Report all lines holding "Mixed".

— START —

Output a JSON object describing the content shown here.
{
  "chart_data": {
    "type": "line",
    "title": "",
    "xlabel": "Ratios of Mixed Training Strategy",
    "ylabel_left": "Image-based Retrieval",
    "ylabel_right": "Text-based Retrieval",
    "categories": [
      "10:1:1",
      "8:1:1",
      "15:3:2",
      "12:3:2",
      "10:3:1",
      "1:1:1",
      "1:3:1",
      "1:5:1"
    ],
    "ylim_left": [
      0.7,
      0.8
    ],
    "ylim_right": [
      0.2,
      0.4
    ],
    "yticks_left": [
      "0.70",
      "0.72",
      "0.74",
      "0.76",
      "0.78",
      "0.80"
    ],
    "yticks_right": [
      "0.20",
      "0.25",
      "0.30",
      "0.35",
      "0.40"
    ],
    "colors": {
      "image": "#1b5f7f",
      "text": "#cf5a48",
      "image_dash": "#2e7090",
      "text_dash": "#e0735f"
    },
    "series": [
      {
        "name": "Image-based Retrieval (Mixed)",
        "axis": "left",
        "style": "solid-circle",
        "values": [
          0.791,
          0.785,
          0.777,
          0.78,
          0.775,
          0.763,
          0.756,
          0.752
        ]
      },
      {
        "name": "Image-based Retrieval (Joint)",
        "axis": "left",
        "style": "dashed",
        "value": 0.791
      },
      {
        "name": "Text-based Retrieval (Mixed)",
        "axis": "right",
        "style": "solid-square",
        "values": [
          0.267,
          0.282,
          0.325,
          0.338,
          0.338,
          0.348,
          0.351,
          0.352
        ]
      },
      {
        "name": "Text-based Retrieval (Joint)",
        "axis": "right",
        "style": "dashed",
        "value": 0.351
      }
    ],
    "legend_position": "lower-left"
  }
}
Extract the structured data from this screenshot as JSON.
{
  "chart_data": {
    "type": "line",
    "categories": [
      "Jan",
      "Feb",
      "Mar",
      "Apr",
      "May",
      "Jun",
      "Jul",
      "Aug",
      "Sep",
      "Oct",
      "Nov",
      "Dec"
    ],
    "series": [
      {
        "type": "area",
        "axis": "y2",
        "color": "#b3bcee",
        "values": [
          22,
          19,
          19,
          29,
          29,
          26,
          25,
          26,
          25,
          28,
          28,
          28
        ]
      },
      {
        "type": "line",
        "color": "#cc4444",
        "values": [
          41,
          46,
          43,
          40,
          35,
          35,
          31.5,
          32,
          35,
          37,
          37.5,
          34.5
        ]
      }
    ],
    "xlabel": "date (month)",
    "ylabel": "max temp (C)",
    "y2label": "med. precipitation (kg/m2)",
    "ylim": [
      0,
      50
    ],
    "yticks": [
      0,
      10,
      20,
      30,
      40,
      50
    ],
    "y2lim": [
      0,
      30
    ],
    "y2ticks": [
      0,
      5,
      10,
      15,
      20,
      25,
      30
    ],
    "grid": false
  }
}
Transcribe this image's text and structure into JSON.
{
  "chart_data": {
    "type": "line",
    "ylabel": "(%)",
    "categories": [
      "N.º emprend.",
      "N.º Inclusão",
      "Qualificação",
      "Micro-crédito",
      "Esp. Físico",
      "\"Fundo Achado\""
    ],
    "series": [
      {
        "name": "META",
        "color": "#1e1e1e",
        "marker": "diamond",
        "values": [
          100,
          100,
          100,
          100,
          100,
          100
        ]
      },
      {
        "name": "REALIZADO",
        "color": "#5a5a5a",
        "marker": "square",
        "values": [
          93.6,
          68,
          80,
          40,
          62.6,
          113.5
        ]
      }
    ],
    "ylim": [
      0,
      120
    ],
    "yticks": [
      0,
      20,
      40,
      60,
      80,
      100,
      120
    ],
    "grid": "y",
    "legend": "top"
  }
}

— END —
— START —

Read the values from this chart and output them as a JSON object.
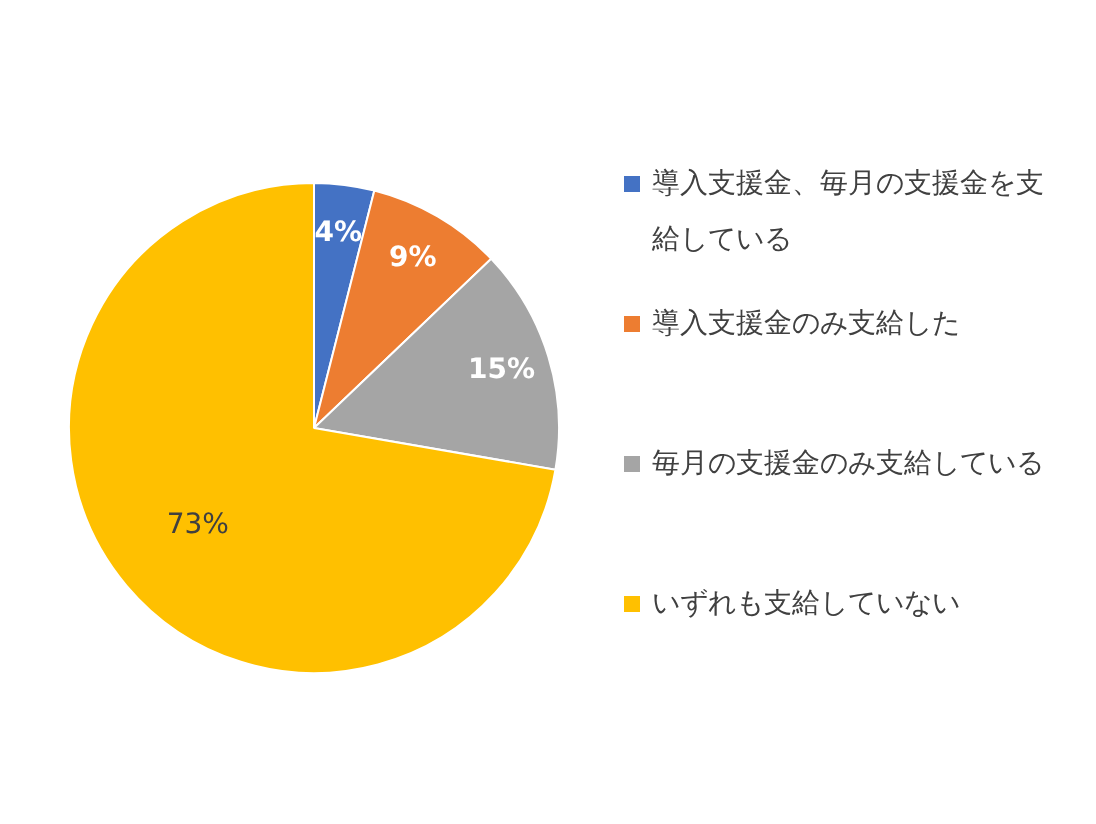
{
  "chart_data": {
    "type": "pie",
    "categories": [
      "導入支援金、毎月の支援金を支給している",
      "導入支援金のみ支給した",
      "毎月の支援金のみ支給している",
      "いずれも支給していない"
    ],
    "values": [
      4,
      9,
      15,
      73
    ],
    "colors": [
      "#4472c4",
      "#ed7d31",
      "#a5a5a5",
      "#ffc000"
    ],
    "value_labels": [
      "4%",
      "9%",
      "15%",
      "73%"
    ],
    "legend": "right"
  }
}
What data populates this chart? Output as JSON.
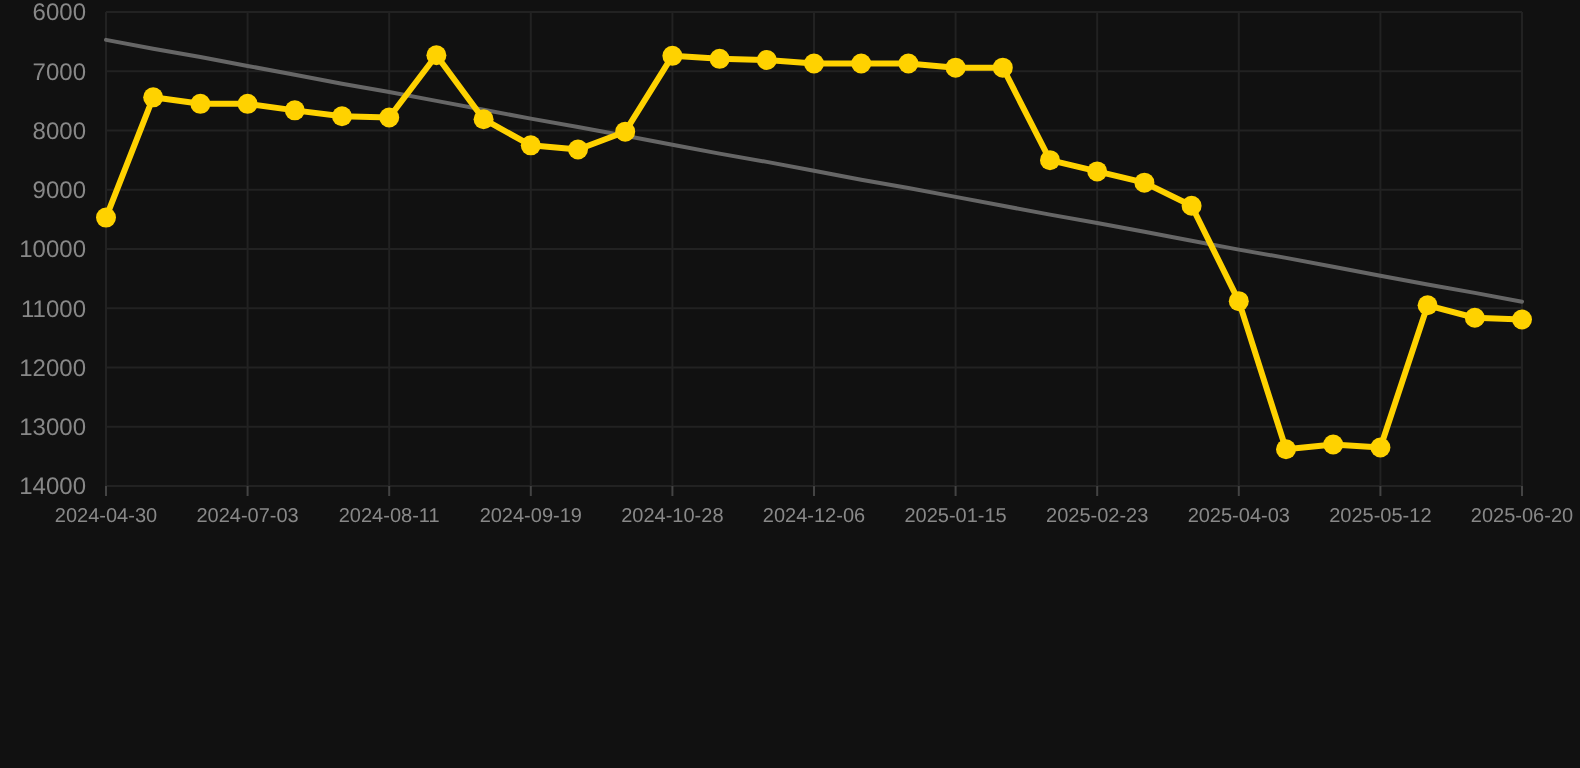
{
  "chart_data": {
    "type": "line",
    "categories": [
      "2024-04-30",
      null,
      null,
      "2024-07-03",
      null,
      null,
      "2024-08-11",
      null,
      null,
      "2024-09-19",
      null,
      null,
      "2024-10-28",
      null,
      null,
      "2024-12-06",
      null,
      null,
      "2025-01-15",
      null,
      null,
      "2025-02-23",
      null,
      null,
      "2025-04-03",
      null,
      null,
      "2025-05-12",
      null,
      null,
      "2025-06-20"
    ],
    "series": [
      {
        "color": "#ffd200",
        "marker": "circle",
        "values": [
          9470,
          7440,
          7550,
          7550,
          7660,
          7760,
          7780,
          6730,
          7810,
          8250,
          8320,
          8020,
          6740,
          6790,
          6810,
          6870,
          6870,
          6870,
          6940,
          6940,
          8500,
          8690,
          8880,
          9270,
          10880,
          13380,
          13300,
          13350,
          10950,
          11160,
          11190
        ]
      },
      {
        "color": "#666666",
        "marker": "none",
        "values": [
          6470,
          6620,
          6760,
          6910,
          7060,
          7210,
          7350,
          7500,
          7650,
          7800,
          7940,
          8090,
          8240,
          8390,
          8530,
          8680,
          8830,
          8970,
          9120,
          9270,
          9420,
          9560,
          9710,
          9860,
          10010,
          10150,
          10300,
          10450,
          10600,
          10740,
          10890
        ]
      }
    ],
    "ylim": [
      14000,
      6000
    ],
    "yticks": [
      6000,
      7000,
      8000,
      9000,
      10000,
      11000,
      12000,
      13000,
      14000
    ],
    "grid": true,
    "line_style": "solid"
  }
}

— END —

◆ **Result of this task**
    "xlabel": "Ratios of Mixed Training Strategy",
        "name": "Image-based Retrieval (Mixed)",
        "name": "Text-based Retrieval (Mixed)",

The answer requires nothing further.